**EXERCISE INSTRUCTIONS:** Please print every line from the one containing "Transcribe this image's" through the last line of the records below, exactly as written and nothing more.

**STORED DATA:**
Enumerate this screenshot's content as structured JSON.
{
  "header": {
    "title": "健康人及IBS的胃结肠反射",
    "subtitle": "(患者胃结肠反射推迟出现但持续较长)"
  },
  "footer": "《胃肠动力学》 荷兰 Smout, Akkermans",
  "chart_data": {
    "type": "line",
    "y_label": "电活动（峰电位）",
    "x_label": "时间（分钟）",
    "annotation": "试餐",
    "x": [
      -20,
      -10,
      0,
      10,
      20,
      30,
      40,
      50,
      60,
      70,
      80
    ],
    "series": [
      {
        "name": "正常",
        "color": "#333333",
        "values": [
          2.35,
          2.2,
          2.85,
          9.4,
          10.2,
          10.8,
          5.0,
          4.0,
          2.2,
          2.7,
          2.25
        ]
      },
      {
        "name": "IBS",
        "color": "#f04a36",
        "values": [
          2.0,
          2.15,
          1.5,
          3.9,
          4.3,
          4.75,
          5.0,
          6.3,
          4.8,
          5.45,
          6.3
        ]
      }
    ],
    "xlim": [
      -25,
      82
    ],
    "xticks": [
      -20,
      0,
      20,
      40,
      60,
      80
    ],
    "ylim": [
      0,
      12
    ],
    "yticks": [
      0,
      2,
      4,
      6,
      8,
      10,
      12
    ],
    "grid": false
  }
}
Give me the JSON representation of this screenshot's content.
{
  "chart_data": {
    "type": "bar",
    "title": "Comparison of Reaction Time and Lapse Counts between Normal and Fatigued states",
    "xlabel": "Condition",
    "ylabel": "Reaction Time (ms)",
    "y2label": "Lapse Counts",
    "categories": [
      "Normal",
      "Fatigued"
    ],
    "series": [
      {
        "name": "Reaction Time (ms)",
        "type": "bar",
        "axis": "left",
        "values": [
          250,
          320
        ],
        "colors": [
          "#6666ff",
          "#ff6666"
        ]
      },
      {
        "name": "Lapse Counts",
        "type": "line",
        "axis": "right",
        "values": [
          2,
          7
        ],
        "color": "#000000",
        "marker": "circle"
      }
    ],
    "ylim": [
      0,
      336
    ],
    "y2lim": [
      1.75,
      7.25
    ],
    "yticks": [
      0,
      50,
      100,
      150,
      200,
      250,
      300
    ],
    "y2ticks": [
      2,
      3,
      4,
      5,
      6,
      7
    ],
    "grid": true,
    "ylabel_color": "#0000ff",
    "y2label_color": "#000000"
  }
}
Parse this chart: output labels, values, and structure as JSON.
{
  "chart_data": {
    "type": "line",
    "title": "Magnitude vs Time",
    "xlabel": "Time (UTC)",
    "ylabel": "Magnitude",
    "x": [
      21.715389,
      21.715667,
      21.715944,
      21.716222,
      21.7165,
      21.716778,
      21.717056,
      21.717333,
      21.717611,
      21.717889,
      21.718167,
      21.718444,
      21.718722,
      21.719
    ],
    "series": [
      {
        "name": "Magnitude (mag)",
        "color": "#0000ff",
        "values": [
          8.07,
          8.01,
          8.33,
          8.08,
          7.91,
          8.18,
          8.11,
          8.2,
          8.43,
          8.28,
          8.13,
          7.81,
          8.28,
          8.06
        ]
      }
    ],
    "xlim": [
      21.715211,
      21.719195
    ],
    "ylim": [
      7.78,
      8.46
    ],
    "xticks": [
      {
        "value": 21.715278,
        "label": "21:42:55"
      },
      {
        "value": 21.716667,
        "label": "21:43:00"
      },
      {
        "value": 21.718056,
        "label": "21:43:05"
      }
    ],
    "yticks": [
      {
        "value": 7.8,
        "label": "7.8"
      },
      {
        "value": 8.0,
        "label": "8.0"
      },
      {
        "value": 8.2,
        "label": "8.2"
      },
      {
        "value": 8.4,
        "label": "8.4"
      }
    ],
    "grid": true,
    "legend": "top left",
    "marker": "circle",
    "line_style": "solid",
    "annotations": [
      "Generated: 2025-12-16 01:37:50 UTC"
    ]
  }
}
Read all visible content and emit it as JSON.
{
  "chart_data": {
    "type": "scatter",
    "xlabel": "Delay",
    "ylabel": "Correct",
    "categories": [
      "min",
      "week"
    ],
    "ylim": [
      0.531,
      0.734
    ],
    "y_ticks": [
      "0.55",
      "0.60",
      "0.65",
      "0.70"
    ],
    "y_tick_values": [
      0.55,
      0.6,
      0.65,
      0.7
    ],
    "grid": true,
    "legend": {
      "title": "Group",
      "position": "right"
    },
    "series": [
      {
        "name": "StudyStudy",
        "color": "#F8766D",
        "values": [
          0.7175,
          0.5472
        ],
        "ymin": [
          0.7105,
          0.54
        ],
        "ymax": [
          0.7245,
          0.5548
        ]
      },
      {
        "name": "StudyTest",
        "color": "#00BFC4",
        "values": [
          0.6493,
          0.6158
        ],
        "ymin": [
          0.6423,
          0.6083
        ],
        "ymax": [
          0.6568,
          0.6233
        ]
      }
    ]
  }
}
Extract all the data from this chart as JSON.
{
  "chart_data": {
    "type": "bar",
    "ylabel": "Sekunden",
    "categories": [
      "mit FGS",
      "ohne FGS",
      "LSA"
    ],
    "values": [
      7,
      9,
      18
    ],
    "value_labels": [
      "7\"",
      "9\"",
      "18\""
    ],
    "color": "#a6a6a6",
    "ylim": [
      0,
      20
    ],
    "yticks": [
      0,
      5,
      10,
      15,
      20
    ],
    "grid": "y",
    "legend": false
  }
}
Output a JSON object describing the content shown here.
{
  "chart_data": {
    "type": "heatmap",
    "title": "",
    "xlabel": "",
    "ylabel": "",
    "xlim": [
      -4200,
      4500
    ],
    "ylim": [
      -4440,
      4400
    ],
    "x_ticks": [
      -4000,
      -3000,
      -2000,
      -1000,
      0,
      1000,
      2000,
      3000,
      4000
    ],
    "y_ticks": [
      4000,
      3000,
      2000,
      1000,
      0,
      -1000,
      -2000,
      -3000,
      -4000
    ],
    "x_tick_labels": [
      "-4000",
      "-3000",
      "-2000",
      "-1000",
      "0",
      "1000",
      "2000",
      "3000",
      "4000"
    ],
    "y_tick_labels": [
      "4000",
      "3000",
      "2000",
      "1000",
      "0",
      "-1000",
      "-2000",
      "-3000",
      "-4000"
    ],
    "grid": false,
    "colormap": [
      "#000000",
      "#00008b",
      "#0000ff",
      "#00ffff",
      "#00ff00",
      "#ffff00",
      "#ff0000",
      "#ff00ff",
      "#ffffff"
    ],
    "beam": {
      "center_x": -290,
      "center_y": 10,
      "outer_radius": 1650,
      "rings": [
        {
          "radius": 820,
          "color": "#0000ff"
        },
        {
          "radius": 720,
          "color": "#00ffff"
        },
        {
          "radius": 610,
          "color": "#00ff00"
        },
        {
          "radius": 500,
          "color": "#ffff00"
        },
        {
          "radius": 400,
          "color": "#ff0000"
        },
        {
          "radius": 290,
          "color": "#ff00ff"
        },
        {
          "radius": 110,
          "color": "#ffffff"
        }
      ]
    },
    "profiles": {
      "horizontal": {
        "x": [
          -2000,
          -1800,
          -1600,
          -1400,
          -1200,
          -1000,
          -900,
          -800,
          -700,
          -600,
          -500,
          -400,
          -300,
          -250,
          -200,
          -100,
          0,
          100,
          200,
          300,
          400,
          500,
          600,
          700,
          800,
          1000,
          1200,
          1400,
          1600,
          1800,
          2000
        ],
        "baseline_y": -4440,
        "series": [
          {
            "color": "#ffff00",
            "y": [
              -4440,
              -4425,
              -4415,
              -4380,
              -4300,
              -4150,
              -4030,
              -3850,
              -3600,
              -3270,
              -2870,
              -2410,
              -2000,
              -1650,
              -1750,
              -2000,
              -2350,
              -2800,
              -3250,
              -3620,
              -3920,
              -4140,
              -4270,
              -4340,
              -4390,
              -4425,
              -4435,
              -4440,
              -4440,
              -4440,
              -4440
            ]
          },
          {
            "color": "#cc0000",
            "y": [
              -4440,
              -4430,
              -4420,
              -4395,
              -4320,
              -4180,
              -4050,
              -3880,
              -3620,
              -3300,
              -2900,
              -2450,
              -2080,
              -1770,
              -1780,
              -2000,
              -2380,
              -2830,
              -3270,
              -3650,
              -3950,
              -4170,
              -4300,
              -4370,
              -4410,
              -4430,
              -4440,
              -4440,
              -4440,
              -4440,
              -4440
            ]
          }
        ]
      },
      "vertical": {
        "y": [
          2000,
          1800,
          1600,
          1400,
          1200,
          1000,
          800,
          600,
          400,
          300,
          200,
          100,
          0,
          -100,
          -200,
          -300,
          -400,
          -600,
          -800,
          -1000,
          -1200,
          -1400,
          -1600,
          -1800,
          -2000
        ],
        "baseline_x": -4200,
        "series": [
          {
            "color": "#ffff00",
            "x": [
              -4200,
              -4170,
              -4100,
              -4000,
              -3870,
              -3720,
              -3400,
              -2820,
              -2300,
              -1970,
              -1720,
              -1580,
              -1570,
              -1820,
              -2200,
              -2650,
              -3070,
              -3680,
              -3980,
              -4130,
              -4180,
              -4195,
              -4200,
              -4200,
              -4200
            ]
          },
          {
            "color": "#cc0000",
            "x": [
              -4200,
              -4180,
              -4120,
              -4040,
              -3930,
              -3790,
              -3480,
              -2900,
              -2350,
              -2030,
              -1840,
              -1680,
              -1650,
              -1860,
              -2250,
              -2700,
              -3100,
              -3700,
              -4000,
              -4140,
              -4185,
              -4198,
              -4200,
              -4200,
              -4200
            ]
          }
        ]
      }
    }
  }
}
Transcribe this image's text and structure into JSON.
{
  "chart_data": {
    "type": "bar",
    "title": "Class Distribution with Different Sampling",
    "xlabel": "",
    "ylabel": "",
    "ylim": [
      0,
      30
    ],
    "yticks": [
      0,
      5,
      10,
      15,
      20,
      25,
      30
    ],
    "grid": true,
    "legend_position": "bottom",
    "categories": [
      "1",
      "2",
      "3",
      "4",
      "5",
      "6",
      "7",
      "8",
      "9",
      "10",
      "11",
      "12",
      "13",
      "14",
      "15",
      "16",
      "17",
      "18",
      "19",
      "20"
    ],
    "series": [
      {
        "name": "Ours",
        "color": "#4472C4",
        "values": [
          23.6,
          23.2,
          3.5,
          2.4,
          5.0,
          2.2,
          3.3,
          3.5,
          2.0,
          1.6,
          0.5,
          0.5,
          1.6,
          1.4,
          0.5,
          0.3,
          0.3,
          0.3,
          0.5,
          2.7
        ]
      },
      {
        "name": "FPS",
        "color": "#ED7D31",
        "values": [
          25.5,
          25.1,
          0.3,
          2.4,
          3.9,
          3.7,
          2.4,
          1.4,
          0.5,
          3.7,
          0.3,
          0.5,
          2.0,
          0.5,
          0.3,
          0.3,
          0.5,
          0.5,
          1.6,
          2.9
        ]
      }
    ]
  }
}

**EXERCISE SOLUTION:**
Transcribe this image's text and structure into JSON.
{
  "chart_data": {
    "type": "bar",
    "title": "Class Distribution with Different Sampling",
    "xlabel": "",
    "ylabel": "",
    "ylim": [
      0,
      30
    ],
    "yticks": [
      0,
      5,
      10,
      15,
      20,
      25,
      30
    ],
    "grid": true,
    "legend_position": "bottom",
    "categories": [
      "1",
      "2",
      "3",
      "4",
      "5",
      "6",
      "7",
      "8",
      "9",
      "10",
      "11",
      "12",
      "13",
      "14",
      "15",
      "16",
      "17",
      "18",
      "19",
      "20"
    ],
    "series": [
      {
        "name": "Ours",
        "color": "#4472C4",
        "values": [
          23.6,
          23.2,
          3.5,
          2.4,
          5.0,
          2.2,
          3.3,
          3.5,
          2.0,
          1.6,
          0.5,
          0.5,
          1.6,
          1.4,
          0.5,
          0.3,
          0.3,
          0.3,
          0.5,
          2.7
        ]
      },
      {
        "name": "FPS",
        "color": "#ED7D31",
        "values": [
          25.5,
          25.1,
          0.3,
          2.4,
          3.9,
          3.7,
          2.4,
          1.4,
          0.5,
          3.7,
          0.3,
          0.5,
          2.0,
          0.5,
          0.3,
          0.3,
          0.5,
          0.5,
          1.6,
          2.9
        ]
      }
    ]
  }
}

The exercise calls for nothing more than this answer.